• _Stated exercise_
The records that follow must be reproduced in full, exactly as written.
---------- Data provided ----------
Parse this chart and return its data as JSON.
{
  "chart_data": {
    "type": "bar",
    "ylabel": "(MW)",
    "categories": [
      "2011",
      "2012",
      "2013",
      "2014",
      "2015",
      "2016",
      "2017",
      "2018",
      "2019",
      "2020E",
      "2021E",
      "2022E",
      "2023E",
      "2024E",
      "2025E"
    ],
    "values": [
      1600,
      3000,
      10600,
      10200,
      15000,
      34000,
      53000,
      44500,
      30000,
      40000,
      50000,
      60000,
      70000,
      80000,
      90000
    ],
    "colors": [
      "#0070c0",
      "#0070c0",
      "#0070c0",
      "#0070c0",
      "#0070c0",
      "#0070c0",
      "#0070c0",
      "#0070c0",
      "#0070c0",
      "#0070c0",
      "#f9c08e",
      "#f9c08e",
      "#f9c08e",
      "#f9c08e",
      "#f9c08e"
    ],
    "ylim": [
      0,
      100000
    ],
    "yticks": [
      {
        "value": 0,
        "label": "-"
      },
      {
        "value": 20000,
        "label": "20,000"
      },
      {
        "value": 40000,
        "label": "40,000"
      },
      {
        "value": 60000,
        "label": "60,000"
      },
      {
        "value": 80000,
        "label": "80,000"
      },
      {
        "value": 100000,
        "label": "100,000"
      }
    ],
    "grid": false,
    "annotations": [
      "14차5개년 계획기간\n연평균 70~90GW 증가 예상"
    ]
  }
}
----------
• _Result of this task_
Parse this chart and return its data as JSON.
{
  "chart_data": {
    "type": "bar",
    "ylabel": "(MW)",
    "categories": [
      "2011",
      "2012",
      "2013",
      "2014",
      "2015",
      "2016",
      "2017",
      "2018",
      "2019",
      "2020E",
      "2021E",
      "2022E",
      "2023E",
      "2024E",
      "2025E"
    ],
    "values": [
      1600,
      3000,
      10600,
      10200,
      15000,
      34000,
      53000,
      44500,
      30000,
      40000,
      50000,
      60000,
      70000,
      80000,
      90000
    ],
    "colors": [
      "#0070c0",
      "#0070c0",
      "#0070c0",
      "#0070c0",
      "#0070c0",
      "#0070c0",
      "#0070c0",
      "#0070c0",
      "#0070c0",
      "#0070c0",
      "#f9c08e",
      "#f9c08e",
      "#f9c08e",
      "#f9c08e",
      "#f9c08e"
    ],
    "ylim": [
      0,
      100000
    ],
    "yticks": [
      {
        "value": 0,
        "label": "-"
      },
      {
        "value": 20000,
        "label": "20,000"
      },
      {
        "value": 40000,
        "label": "40,000"
      },
      {
        "value": 60000,
        "label": "60,000"
      },
      {
        "value": 80000,
        "label": "80,000"
      },
      {
        "value": 100000,
        "label": "100,000"
      }
    ],
    "grid": false,
    "annotations": [
      "14차5개년 계획기간\n연평균 70~90GW 증가 예상"
    ]
  }
}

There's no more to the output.